§ Extracted records
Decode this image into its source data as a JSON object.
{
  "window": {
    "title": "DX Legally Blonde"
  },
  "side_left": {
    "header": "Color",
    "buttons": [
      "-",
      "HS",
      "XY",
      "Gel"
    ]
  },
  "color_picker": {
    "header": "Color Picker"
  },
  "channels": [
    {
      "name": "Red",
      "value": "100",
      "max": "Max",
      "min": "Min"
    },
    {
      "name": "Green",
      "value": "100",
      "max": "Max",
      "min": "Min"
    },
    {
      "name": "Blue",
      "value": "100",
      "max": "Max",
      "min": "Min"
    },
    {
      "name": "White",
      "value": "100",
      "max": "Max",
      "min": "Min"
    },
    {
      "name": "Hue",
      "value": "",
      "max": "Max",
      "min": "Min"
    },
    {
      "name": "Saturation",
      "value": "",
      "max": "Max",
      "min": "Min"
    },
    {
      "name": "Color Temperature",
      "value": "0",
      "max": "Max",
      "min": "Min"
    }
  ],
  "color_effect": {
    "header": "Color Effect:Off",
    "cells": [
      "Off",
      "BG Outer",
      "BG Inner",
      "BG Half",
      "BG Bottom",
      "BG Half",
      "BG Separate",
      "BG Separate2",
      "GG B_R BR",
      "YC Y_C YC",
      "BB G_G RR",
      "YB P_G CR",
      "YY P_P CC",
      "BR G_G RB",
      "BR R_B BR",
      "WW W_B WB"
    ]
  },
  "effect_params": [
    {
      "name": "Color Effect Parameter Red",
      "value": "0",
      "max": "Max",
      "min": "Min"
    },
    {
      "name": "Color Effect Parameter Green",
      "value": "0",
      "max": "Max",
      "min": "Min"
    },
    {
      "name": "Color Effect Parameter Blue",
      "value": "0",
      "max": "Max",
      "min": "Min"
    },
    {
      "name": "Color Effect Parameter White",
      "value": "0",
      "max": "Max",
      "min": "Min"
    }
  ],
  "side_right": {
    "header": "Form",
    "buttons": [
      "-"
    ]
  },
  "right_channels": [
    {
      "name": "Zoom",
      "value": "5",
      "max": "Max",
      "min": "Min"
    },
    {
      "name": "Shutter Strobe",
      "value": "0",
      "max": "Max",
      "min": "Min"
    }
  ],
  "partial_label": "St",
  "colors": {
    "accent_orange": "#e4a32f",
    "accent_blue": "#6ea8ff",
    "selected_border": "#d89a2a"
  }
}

§ Stated problem
Return the listing above in full, character for character.

§ Output below
Decode this image into its source data as a JSON object.
{
  "window": {
    "title": "DX Legally Blonde"
  },
  "side_left": {
    "header": "Color",
    "buttons": [
      "-",
      "HS",
      "XY",
      "Gel"
    ]
  },
  "color_picker": {
    "header": "Color Picker"
  },
  "channels": [
    {
      "name": "Red",
      "value": "100",
      "max": "Max",
      "min": "Min"
    },
    {
      "name": "Green",
      "value": "100",
      "max": "Max",
      "min": "Min"
    },
    {
      "name": "Blue",
      "value": "100",
      "max": "Max",
      "min": "Min"
    },
    {
      "name": "White",
      "value": "100",
      "max": "Max",
      "min": "Min"
    },
    {
      "name": "Hue",
      "value": "",
      "max": "Max",
      "min": "Min"
    },
    {
      "name": "Saturation",
      "value": "",
      "max": "Max",
      "min": "Min"
    },
    {
      "name": "Color Temperature",
      "value": "0",
      "max": "Max",
      "min": "Min"
    }
  ],
  "color_effect": {
    "header": "Color Effect:Off",
    "cells": [
      "Off",
      "BG Outer",
      "BG Inner",
      "BG Half",
      "BG Bottom",
      "BG Half",
      "BG Separate",
      "BG Separate2",
      "GG B_R BR",
      "YC Y_C YC",
      "BB G_G RR",
      "YB P_G CR",
      "YY P_P CC",
      "BR G_G RB",
      "BR R_B BR",
      "WW W_B WB"
    ]
  },
  "effect_params": [
    {
      "name": "Color Effect Parameter Red",
      "value": "0",
      "max": "Max",
      "min": "Min"
    },
    {
      "name": "Color Effect Parameter Green",
      "value": "0",
      "max": "Max",
      "min": "Min"
    },
    {
      "name": "Color Effect Parameter Blue",
      "value": "0",
      "max": "Max",
      "min": "Min"
    },
    {
      "name": "Color Effect Parameter White",
      "value": "0",
      "max": "Max",
      "min": "Min"
    }
  ],
  "side_right": {
    "header": "Form",
    "buttons": [
      "-"
    ]
  },
  "right_channels": [
    {
      "name": "Zoom",
      "value": "5",
      "max": "Max",
      "min": "Min"
    },
    {
      "name": "Shutter Strobe",
      "value": "0",
      "max": "Max",
      "min": "Min"
    }
  ],
  "partial_label": "St",
  "colors": {
    "accent_orange": "#e4a32f",
    "accent_blue": "#6ea8ff",
    "selected_border": "#d89a2a"
  }
}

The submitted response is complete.